Stored records:
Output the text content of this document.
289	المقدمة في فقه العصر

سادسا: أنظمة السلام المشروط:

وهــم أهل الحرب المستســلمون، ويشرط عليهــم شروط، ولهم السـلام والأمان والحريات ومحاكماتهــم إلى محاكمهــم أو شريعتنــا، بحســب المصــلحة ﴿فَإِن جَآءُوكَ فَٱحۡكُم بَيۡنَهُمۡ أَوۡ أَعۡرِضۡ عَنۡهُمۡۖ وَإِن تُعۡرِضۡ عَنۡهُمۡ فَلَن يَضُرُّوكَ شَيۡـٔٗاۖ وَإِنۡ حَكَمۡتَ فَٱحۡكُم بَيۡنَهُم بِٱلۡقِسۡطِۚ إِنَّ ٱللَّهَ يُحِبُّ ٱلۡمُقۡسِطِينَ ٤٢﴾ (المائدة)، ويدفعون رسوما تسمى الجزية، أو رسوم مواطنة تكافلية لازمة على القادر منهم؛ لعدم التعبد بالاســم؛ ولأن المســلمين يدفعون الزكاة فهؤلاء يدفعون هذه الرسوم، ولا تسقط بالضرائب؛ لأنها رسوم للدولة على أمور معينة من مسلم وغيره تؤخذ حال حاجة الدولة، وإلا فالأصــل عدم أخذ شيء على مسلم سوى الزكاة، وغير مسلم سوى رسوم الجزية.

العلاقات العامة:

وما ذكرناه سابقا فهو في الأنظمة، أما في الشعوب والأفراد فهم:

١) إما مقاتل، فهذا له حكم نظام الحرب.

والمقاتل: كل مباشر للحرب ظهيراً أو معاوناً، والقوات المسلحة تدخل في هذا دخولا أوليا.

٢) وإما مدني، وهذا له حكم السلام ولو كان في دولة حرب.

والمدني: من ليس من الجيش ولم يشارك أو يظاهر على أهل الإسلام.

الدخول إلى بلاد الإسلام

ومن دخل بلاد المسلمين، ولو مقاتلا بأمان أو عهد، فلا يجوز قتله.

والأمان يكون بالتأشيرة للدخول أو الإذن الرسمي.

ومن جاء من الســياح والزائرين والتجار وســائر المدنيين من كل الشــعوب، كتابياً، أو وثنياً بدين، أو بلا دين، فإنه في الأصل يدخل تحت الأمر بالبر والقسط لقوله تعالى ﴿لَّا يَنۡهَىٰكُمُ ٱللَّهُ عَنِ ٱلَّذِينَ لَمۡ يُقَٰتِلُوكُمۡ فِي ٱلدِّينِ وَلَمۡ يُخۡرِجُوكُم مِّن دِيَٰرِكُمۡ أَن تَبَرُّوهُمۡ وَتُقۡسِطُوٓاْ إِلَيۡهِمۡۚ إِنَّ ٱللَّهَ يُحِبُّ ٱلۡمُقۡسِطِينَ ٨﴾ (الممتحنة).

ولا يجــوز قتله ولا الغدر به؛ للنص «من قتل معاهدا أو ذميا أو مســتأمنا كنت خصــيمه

--

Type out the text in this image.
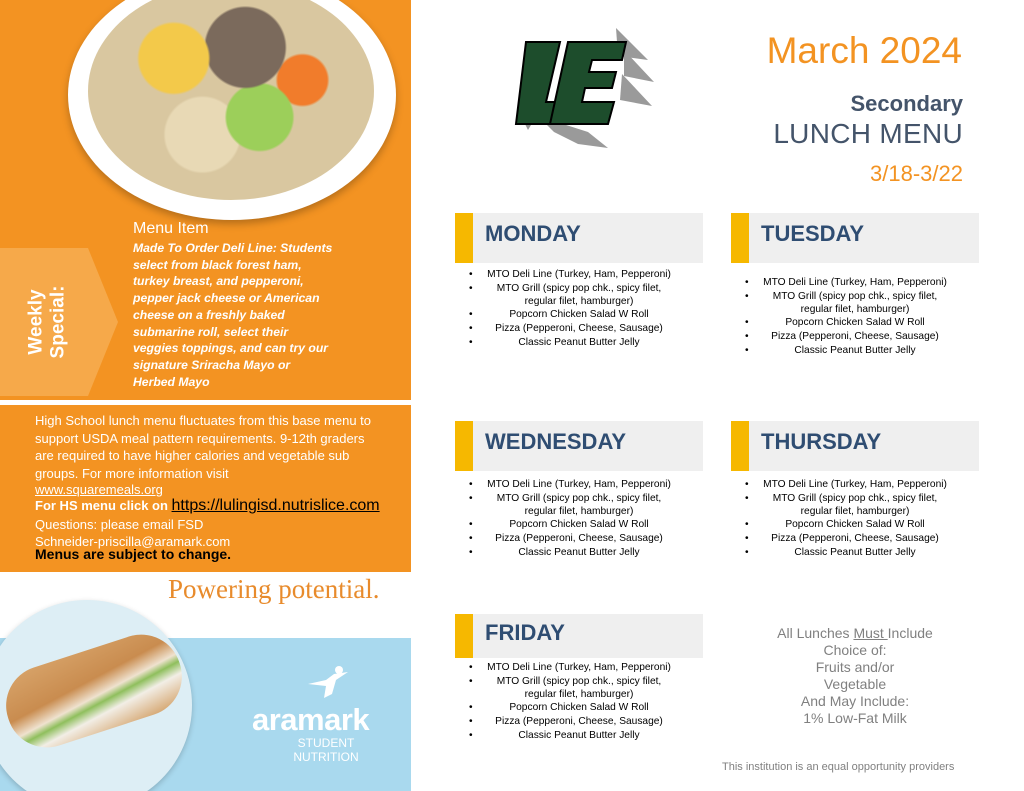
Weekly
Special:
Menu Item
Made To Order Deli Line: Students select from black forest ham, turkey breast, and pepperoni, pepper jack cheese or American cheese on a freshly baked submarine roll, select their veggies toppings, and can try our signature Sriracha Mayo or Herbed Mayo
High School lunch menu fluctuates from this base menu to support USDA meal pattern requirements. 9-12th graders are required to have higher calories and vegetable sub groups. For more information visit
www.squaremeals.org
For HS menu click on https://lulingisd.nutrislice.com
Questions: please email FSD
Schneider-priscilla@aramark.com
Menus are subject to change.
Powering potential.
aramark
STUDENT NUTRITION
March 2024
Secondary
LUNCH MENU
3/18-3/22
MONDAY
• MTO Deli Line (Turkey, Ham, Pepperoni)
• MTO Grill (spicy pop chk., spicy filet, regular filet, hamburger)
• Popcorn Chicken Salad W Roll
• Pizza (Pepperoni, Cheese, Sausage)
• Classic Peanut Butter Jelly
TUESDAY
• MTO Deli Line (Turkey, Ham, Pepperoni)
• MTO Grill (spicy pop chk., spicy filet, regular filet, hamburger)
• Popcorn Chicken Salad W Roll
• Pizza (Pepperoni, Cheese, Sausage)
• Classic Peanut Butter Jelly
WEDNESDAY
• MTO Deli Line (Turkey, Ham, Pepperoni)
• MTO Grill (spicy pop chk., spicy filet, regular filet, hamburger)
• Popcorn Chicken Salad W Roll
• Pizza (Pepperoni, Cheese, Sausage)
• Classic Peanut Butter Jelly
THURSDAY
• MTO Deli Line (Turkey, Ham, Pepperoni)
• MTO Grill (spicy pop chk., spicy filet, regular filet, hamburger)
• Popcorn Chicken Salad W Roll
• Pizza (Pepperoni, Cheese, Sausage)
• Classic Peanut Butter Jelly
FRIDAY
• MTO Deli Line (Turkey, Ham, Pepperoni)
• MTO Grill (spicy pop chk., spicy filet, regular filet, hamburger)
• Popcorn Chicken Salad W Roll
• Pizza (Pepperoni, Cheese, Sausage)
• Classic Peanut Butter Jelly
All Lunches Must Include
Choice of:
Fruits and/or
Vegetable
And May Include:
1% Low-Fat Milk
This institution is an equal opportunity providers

==

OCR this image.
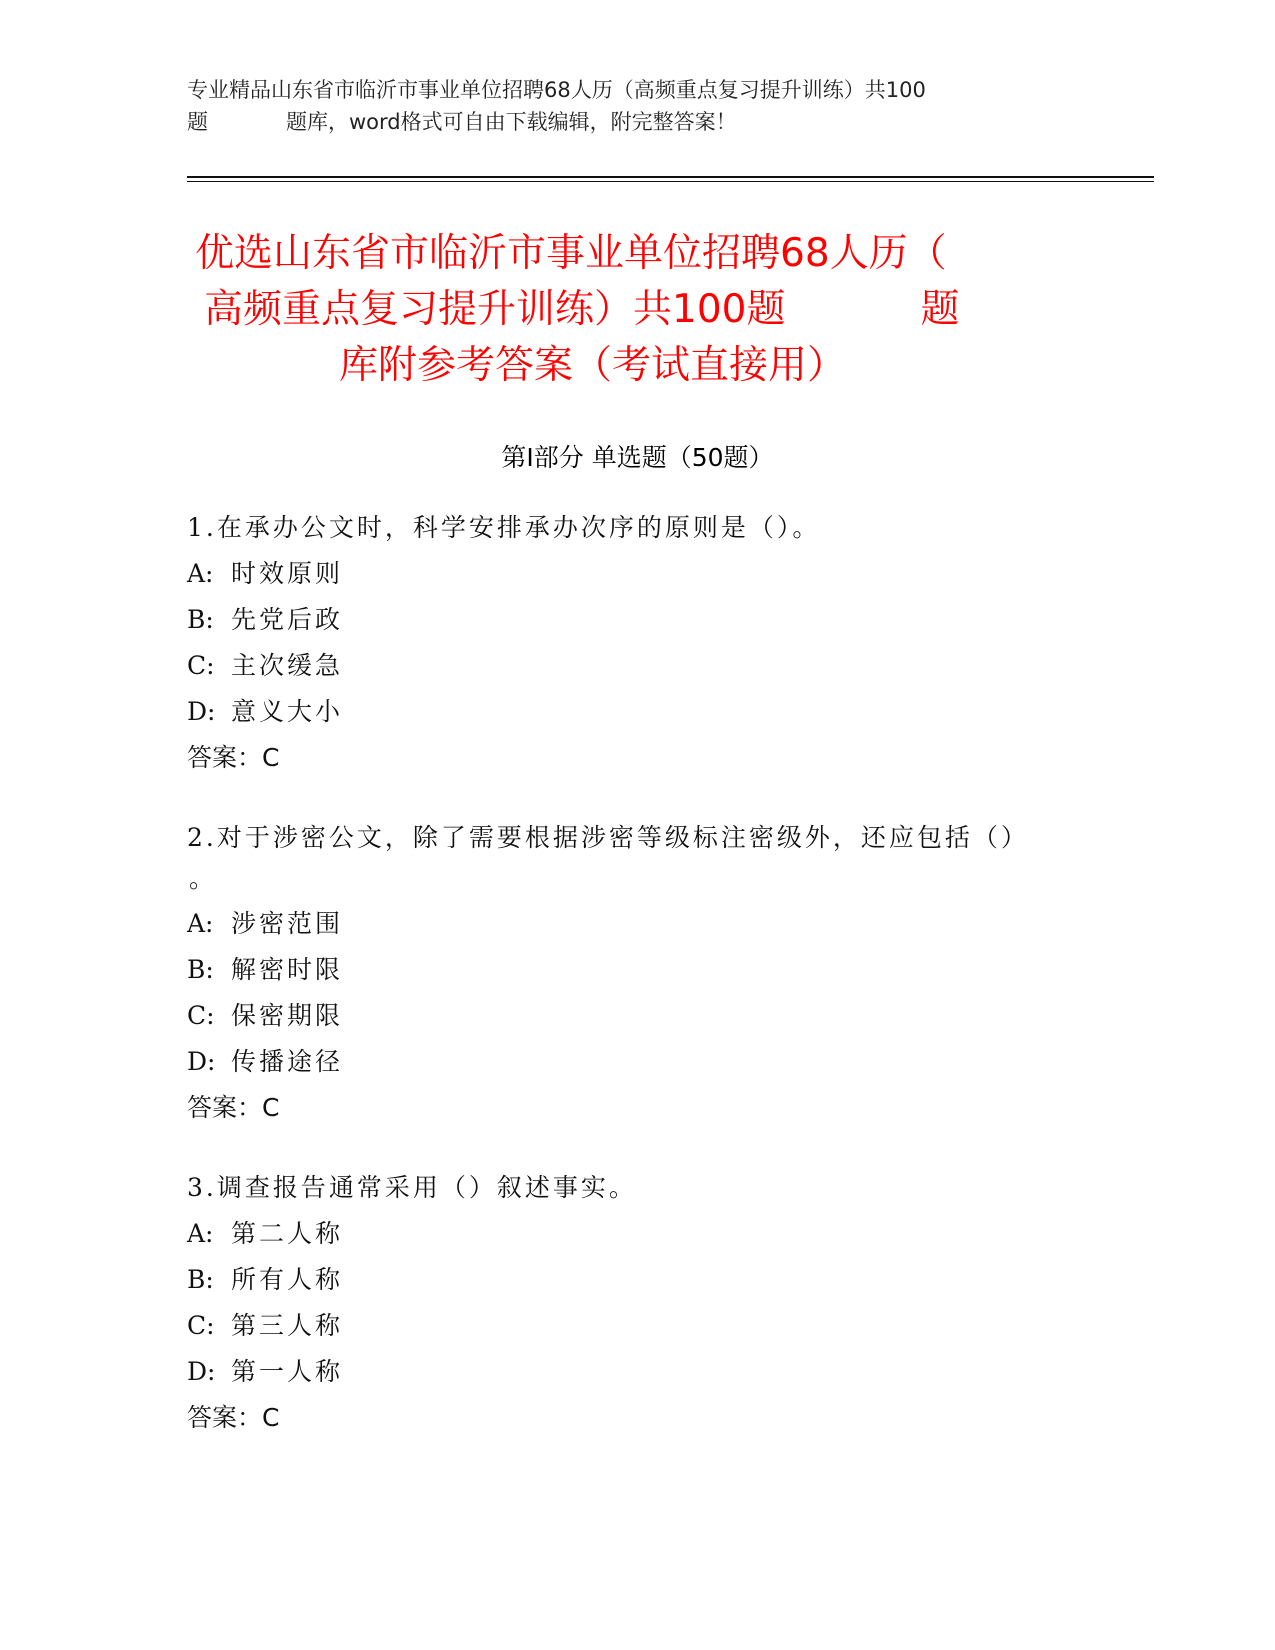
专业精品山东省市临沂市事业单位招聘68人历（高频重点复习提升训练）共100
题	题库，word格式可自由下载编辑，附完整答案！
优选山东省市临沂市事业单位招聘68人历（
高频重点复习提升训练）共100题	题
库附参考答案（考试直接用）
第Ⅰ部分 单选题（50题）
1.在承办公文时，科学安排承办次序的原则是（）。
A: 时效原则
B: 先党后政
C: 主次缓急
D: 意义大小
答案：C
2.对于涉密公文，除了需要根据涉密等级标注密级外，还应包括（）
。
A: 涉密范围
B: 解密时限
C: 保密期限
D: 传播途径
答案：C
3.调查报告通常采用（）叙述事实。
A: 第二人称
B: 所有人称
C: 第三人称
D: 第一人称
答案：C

Aim of the task: Gather each line from the entries above that includes the word "image".

Task answer:
Type out the text in this image.
OCR this image.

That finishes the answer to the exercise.